**Task goal**
Copy the data below verbatim, line for line, and leave out the pictures.

☆ ☆ ☆ ☆ ☆ ☆ ☆

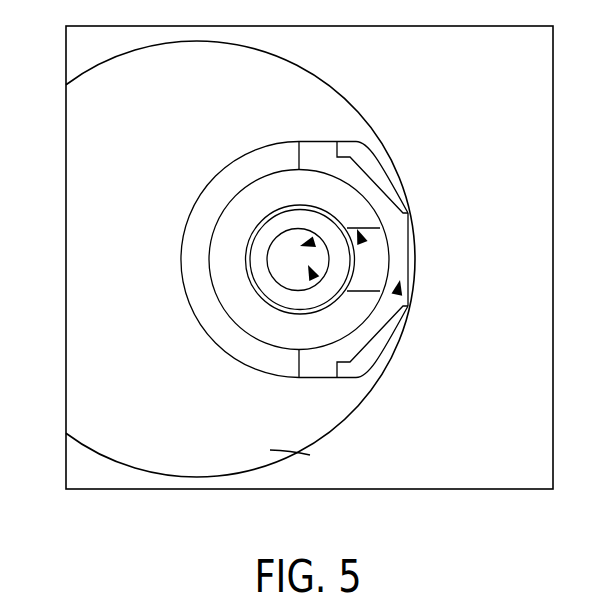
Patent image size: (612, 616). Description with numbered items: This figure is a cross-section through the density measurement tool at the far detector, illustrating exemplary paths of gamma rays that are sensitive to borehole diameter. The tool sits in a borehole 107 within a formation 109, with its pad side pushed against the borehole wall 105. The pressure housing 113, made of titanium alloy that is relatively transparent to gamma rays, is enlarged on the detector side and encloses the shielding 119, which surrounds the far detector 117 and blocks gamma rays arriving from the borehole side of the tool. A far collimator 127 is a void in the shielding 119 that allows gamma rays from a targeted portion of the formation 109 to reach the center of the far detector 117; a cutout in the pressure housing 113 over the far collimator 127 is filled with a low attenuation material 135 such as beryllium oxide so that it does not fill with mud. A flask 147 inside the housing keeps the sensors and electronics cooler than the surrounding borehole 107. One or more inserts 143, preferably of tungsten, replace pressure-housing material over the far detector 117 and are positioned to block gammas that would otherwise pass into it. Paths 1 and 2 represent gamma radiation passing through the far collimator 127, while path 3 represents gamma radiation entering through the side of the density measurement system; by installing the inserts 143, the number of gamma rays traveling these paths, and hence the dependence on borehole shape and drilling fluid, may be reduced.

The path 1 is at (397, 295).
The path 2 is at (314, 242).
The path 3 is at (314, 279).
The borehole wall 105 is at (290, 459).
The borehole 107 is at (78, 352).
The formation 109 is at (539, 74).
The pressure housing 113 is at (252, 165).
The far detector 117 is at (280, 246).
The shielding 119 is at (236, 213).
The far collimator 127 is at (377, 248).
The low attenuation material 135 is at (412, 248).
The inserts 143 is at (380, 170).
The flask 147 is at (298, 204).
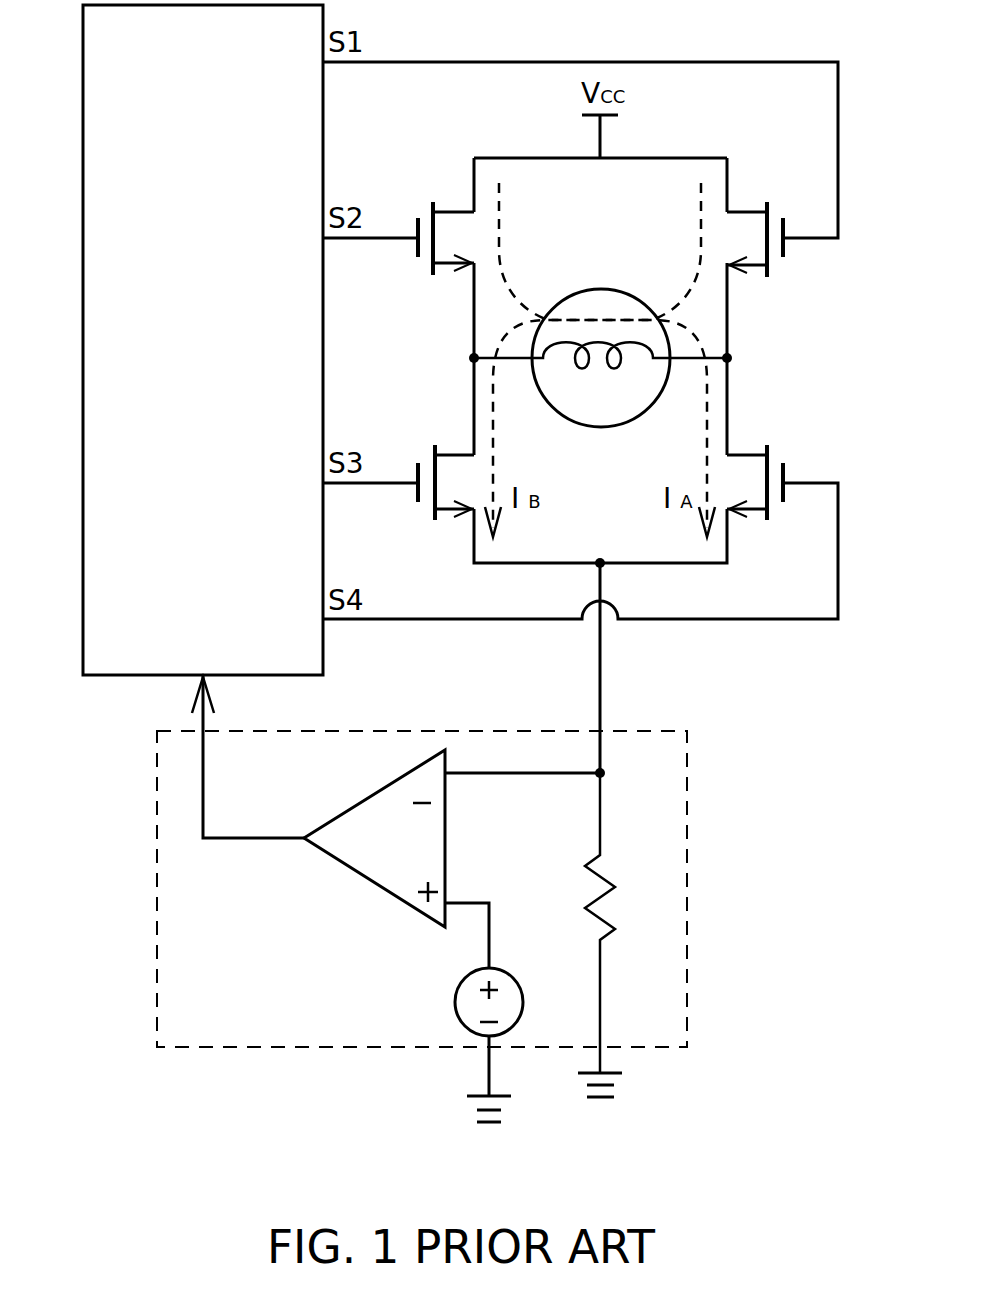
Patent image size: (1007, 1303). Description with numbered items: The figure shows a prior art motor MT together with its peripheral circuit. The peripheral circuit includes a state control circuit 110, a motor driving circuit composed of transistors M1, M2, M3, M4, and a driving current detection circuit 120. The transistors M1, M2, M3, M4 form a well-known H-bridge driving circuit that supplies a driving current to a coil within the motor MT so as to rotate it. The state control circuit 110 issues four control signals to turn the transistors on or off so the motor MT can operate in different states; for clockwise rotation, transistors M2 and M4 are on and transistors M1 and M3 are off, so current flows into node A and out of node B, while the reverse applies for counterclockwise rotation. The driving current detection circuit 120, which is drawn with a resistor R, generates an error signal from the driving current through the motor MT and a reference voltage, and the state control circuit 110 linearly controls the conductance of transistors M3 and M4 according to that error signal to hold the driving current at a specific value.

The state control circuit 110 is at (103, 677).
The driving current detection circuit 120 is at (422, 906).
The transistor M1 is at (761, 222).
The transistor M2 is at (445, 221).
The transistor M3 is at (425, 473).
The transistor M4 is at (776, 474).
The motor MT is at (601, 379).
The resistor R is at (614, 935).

☆ ☆ ☆ ☆ ☆ ☆ ☆

**Solved problem**
Patent image size: (612, 616). Description with numbered items: This figure is a cross-section through the density measurement tool at the far detector, illustrating exemplary paths of gamma rays that are sensitive to borehole diameter. The tool sits in a borehole 107 within a formation 109, with its pad side pushed against the borehole wall 105. The pressure housing 113, made of titanium alloy that is relatively transparent to gamma rays, is enlarged on the detector side and encloses the shielding 119, which surrounds the far detector 117 and blocks gamma rays arriving from the borehole side of the tool. A far collimator 127 is a void in the shielding 119 that allows gamma rays from a targeted portion of the formation 109 to reach the center of the far detector 117; a cutout in the pressure housing 113 over the far collimator 127 is filled with a low attenuation material 135 such as beryllium oxide so that it does not fill with mud. A flask 147 inside the housing keeps the sensors and electronics cooler than the surrounding borehole 107. One or more inserts 143, preferably of tungsten, replace pressure-housing material over the far detector 117 and are positioned to block gammas that would otherwise pass into it. Paths 1 and 2 represent gamma radiation passing through the far collimator 127, while path 3 represents gamma radiation entering through the side of the density measurement system; by installing the inserts 143, the number of gamma rays traveling these paths, and hence the dependence on borehole shape and drilling fluid, may be reduced.

The path 1 is at (397, 295).
The path 2 is at (314, 242).
The path 3 is at (314, 279).
The borehole wall 105 is at (290, 459).
The borehole 107 is at (78, 352).
The formation 109 is at (539, 74).
The pressure housing 113 is at (252, 165).
The far detector 117 is at (280, 246).
The shielding 119 is at (236, 213).
The far collimator 127 is at (377, 248).
The low attenuation material 135 is at (412, 248).
The inserts 143 is at (380, 170).
The flask 147 is at (298, 204).
Patent image size: (1007, 1303). Description with numbered items: The figure shows a prior art motor MT together with its peripheral circuit. The peripheral circuit includes a state control circuit 110, a motor driving circuit composed of transistors M1, M2, M3, M4, and a driving current detection circuit 120. The transistors M1, M2, M3, M4 form a well-known H-bridge driving circuit that supplies a driving current to a coil within the motor MT so as to rotate it. The state control circuit 110 issues four control signals to turn the transistors on or off so the motor MT can operate in different states; for clockwise rotation, transistors M2 and M4 are on and transistors M1 and M3 are off, so current flows into node A and out of node B, while the reverse applies for counterclockwise rotation. The driving current detection circuit 120, which is drawn with a resistor R, generates an error signal from the driving current through the motor MT and a reference voltage, and the state control circuit 110 linearly controls the conductance of transistors M3 and M4 according to that error signal to hold the driving current at a specific value.

The state control circuit 110 is at (103, 677).
The driving current detection circuit 120 is at (422, 906).
The transistor M1 is at (761, 222).
The transistor M2 is at (445, 221).
The transistor M3 is at (425, 473).
The transistor M4 is at (776, 474).
The motor MT is at (601, 379).
The resistor R is at (614, 935).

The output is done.